[Collected data entries]
-- start --
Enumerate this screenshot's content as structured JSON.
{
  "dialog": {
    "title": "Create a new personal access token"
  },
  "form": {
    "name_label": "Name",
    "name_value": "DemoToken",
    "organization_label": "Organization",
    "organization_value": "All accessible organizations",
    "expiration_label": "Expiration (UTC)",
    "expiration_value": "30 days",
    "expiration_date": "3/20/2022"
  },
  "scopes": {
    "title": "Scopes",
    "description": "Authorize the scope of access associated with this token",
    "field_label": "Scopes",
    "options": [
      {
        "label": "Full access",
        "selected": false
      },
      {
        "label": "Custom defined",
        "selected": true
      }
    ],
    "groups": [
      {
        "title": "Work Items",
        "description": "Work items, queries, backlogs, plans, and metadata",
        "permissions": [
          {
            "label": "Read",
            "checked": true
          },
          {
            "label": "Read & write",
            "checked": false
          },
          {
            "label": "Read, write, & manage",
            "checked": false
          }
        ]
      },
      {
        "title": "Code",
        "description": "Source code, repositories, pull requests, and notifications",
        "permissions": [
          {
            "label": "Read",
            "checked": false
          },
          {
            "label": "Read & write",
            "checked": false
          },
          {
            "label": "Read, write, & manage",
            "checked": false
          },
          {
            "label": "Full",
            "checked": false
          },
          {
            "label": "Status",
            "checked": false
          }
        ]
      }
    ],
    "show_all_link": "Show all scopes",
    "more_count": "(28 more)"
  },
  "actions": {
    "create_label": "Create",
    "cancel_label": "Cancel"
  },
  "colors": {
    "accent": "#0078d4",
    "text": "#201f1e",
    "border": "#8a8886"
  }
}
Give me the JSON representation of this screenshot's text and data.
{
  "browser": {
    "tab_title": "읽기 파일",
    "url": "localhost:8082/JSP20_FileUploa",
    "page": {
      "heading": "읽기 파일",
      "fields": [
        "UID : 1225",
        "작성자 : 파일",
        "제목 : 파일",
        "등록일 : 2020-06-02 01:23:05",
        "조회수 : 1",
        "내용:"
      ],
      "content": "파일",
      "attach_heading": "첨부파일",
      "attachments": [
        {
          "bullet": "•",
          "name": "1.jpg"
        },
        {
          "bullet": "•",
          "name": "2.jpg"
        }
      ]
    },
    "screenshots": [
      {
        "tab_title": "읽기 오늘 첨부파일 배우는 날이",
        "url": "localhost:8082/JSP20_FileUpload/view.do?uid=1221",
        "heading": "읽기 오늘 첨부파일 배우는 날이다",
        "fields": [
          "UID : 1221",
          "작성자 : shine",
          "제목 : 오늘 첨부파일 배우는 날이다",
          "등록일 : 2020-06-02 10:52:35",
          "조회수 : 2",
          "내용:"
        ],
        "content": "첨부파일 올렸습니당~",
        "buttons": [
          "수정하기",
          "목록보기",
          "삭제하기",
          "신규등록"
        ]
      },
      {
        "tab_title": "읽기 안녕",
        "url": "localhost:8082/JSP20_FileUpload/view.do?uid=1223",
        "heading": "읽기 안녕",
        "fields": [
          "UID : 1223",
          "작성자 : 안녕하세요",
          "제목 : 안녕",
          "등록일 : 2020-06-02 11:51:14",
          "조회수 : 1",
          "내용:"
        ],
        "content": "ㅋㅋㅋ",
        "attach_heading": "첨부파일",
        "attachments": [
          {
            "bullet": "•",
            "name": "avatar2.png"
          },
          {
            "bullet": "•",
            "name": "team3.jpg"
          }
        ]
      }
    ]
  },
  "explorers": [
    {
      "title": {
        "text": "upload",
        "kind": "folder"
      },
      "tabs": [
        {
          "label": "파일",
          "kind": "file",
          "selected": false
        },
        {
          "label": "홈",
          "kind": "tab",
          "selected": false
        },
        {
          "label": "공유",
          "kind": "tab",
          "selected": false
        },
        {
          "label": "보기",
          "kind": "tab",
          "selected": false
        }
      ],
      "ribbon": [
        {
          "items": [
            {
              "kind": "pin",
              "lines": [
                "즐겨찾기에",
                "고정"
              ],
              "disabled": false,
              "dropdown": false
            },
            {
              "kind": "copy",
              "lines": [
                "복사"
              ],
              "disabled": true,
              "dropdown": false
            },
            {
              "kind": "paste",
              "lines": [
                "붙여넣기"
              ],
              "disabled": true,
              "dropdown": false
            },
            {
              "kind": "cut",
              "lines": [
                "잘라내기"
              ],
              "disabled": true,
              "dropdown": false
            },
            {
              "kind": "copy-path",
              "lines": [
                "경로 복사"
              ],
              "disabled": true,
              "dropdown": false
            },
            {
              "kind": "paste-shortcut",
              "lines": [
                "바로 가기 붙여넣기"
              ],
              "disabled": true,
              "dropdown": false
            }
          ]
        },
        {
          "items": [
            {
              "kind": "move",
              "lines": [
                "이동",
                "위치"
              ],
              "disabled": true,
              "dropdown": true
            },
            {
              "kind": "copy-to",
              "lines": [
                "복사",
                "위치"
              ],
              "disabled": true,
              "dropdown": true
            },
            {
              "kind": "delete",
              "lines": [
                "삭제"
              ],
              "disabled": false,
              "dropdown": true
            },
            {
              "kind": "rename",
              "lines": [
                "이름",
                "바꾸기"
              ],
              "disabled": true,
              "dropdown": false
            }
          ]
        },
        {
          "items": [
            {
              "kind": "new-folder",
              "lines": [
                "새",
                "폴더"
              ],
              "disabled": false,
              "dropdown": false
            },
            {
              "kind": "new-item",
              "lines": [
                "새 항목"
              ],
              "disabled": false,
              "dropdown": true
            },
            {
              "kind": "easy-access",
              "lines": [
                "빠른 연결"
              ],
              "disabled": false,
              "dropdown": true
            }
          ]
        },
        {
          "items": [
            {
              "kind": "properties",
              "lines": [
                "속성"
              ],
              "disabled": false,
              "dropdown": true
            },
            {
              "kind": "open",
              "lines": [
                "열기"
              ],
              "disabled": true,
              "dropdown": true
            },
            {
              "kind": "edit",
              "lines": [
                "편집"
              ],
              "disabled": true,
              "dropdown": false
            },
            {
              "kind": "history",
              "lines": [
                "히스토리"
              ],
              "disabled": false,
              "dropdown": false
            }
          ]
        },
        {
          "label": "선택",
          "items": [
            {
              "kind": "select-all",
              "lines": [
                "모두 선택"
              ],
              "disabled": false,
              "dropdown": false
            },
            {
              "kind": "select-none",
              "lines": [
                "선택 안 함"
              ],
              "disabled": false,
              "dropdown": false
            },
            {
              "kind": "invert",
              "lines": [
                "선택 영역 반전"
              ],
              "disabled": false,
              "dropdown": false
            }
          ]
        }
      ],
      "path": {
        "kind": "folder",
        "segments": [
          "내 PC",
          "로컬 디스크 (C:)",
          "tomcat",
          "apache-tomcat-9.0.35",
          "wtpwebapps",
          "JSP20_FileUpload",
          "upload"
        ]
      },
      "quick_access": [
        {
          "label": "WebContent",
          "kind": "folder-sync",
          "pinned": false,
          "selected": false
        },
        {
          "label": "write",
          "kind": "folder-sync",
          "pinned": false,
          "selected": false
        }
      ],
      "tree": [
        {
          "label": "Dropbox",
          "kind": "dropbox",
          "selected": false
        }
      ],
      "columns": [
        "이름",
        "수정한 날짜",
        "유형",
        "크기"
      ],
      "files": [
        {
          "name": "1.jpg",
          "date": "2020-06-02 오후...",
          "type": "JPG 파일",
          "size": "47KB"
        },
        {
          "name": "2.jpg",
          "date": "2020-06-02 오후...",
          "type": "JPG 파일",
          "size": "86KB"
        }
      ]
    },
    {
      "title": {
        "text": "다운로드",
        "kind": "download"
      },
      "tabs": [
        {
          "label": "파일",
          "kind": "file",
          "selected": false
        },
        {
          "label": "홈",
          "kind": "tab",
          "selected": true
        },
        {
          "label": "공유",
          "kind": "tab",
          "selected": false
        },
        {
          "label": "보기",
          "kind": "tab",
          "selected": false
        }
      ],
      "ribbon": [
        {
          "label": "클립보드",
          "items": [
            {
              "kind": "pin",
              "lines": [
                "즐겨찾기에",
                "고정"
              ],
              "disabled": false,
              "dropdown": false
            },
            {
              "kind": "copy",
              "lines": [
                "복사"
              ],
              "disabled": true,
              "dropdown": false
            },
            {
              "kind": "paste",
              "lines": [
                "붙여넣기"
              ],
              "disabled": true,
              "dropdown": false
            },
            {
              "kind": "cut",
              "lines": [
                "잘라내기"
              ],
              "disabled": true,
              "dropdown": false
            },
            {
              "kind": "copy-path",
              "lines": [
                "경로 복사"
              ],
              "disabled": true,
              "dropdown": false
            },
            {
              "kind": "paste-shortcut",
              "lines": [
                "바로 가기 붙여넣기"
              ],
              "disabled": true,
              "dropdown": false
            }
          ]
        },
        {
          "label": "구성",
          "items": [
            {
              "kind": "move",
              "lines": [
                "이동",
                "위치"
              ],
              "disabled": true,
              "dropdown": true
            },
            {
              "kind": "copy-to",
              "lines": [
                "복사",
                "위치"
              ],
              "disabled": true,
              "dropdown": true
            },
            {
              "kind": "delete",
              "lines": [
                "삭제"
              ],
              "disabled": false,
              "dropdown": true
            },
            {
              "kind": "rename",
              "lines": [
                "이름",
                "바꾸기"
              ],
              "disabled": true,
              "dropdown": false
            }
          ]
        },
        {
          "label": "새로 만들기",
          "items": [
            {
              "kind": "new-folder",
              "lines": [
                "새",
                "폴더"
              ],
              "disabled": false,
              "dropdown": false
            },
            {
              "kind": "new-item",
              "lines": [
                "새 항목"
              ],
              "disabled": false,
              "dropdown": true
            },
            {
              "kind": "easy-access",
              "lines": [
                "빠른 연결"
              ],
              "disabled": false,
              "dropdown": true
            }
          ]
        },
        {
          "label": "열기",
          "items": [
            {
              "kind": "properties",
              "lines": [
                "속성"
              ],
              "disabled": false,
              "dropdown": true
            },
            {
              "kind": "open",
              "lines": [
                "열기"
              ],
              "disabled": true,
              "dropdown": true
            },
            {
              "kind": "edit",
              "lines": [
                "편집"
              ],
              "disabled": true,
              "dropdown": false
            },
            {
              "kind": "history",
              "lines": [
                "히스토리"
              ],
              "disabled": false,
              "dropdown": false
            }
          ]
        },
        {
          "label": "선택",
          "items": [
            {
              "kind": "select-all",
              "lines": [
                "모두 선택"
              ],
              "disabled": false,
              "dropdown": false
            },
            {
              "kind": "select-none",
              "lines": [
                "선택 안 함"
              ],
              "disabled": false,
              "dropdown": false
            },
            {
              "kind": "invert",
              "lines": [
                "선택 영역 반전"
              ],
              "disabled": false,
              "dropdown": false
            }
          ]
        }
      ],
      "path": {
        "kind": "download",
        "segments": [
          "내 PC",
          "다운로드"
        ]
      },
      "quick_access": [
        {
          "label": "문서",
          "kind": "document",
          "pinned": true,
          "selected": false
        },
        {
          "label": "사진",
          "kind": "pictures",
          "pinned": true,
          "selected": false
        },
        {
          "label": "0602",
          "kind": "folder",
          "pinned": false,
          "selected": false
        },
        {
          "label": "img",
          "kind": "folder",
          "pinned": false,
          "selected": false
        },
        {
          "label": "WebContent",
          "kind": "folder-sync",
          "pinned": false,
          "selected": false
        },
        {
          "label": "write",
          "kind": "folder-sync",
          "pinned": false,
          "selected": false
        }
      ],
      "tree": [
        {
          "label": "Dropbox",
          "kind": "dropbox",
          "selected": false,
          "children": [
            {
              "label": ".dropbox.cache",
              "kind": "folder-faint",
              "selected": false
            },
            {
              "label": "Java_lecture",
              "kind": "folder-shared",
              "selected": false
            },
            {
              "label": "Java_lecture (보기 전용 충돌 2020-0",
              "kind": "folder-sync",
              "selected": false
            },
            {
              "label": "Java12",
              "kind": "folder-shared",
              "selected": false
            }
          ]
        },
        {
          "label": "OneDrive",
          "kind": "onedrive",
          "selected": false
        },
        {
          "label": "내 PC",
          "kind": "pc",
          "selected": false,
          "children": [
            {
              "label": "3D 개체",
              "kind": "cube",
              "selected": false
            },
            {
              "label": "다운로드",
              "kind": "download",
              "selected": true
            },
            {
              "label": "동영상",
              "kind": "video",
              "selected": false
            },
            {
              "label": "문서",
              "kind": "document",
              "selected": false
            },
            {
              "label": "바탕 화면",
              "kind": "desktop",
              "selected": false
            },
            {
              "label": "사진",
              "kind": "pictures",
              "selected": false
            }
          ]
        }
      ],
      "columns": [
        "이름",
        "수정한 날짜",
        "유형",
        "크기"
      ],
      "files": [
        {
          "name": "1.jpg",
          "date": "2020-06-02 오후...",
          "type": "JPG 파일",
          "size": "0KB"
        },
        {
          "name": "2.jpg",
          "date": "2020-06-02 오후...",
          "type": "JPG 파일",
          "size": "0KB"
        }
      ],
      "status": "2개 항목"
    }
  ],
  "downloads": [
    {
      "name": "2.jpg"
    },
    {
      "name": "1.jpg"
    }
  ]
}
-- end --
-- start --
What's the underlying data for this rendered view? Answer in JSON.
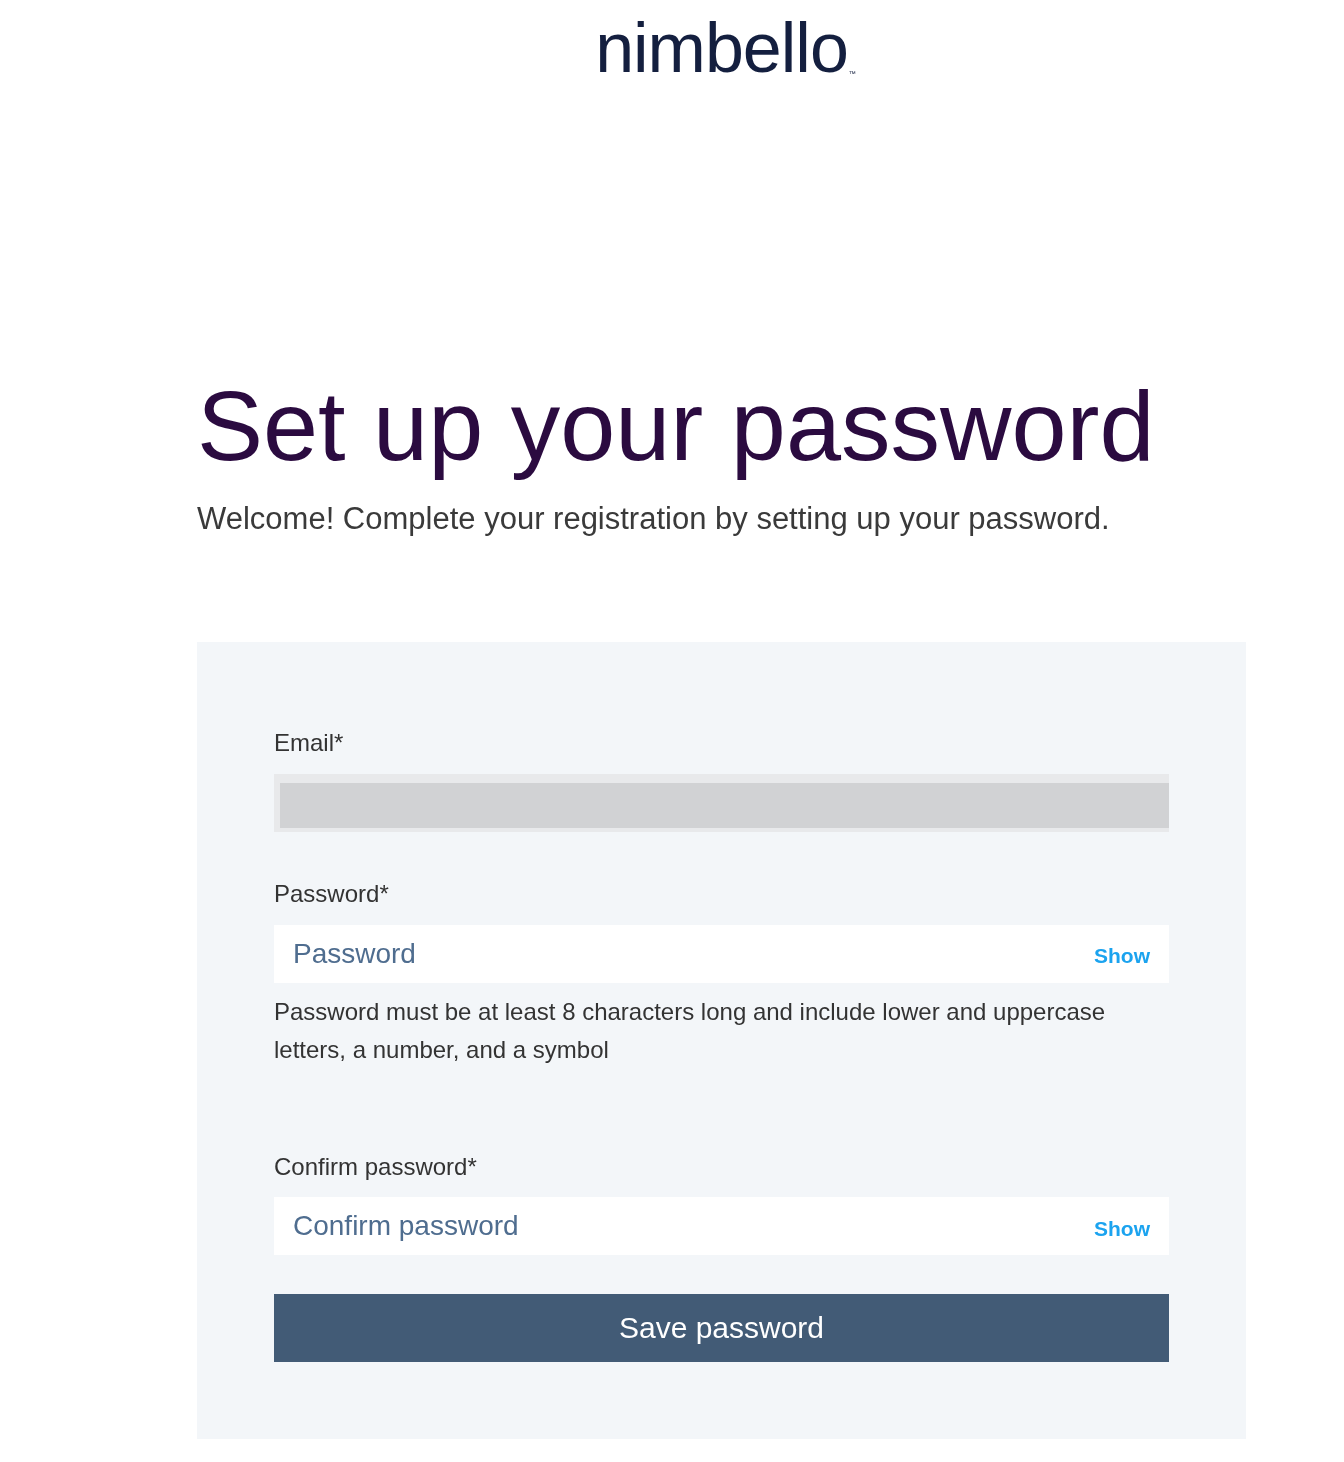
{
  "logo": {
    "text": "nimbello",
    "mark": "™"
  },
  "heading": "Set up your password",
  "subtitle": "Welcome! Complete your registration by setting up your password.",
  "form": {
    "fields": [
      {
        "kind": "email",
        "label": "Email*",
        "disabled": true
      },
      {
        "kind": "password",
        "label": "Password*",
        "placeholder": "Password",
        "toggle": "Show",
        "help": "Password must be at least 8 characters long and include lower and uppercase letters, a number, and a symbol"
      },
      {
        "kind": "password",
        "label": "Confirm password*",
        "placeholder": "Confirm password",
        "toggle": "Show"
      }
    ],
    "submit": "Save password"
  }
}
-- end --
Scan the lines for the string "Confirm". Copy out each line that matches.

• [WRITTEN SOLUTION]
        "label": "Confirm password*",
        "placeholder": "Confirm password",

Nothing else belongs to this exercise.